Below is a listing; reproduce each line of it exactly.

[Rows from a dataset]
________________________________________

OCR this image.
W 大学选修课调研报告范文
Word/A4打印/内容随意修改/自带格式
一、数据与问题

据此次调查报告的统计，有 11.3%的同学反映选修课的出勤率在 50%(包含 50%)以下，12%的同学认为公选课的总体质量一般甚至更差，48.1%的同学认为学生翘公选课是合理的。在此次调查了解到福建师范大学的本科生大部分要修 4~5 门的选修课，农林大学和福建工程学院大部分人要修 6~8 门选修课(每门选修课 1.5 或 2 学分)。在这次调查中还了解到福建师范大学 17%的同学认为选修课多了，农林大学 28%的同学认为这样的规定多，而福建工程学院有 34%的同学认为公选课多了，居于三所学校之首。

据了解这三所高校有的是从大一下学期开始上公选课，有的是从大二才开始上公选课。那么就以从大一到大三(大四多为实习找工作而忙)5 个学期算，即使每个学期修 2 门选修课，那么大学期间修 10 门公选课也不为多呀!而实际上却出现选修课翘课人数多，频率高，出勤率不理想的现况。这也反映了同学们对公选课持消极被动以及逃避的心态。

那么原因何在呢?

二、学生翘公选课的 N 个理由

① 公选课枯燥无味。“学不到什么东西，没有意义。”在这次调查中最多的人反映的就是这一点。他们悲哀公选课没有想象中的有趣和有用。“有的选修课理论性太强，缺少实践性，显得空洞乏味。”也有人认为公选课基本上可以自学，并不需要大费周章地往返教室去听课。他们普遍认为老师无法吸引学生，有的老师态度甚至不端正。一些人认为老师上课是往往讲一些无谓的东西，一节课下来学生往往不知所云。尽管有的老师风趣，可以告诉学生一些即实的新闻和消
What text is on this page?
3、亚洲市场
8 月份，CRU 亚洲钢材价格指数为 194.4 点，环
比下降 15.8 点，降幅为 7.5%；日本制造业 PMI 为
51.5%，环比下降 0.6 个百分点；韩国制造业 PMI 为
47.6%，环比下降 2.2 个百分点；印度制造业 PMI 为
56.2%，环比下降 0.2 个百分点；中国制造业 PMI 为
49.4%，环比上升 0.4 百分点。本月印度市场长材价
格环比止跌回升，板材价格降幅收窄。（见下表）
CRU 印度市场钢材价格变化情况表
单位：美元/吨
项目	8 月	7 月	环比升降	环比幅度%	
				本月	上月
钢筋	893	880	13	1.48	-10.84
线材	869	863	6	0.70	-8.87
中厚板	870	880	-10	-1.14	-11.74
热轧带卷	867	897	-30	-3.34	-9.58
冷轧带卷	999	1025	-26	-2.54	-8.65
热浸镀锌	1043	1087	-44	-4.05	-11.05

________________________________________

Response:
OCR this image.
W 大学选修课调研报告范文
Word/A4打印/内容随意修改/自带格式
一、数据与问题

据此次调查报告的统计，有 11.3%的同学反映选修课的出勤率在 50%(包含 50%)以下，12%的同学认为公选课的总体质量一般甚至更差，48.1%的同学认为学生翘公选课是合理的。在此次调查了解到福建师范大学的本科生大部分要修 4~5 门的选修课，农林大学和福建工程学院大部分人要修 6~8 门选修课(每门选修课 1.5 或 2 学分)。在这次调查中还了解到福建师范大学 17%的同学认为选修课多了，农林大学 28%的同学认为这样的规定多，而福建工程学院有 34%的同学认为公选课多了，居于三所学校之首。

据了解这三所高校有的是从大一下学期开始上公选课，有的是从大二才开始上公选课。那么就以从大一到大三(大四多为实习找工作而忙)5 个学期算，即使每个学期修 2 门选修课，那么大学期间修 10 门公选课也不为多呀!而实际上却出现选修课翘课人数多，频率高，出勤率不理想的现况。这也反映了同学们对公选课持消极被动以及逃避的心态。

那么原因何在呢?

二、学生翘公选课的 N 个理由

① 公选课枯燥无味。“学不到什么东西，没有意义。”在这次调查中最多的人反映的就是这一点。他们悲哀公选课没有想象中的有趣和有用。“有的选修课理论性太强，缺少实践性，显得空洞乏味。”也有人认为公选课基本上可以自学，并不需要大费周章地往返教室去听课。他们普遍认为老师无法吸引学生，有的老师态度甚至不端正。一些人认为老师上课是往往讲一些无谓的东西，一节课下来学生往往不知所云。尽管有的老师风趣，可以告诉学生一些即实的新闻和消
What text is on this page?
3、亚洲市场
8 月份，CRU 亚洲钢材价格指数为 194.4 点，环
比下降 15.8 点，降幅为 7.5%；日本制造业 PMI 为
51.5%，环比下降 0.6 个百分点；韩国制造业 PMI 为
47.6%，环比下降 2.2 个百分点；印度制造业 PMI 为
56.2%，环比下降 0.2 个百分点；中国制造业 PMI 为
49.4%，环比上升 0.4 百分点。本月印度市场长材价
格环比止跌回升，板材价格降幅收窄。（见下表）
CRU 印度市场钢材价格变化情况表
单位：美元/吨
项目	8 月	7 月	环比升降	环比幅度%	
				本月	上月
钢筋	893	880	13	1.48	-10.84
线材	869	863	6	0.70	-8.87
中厚板	870	880	-10	-1.14	-11.74
热轧带卷	867	897	-30	-3.34	-9.58
冷轧带卷	999	1025	-26	-2.54	-8.65
热浸镀锌	1043	1087	-44	-4.05	-11.05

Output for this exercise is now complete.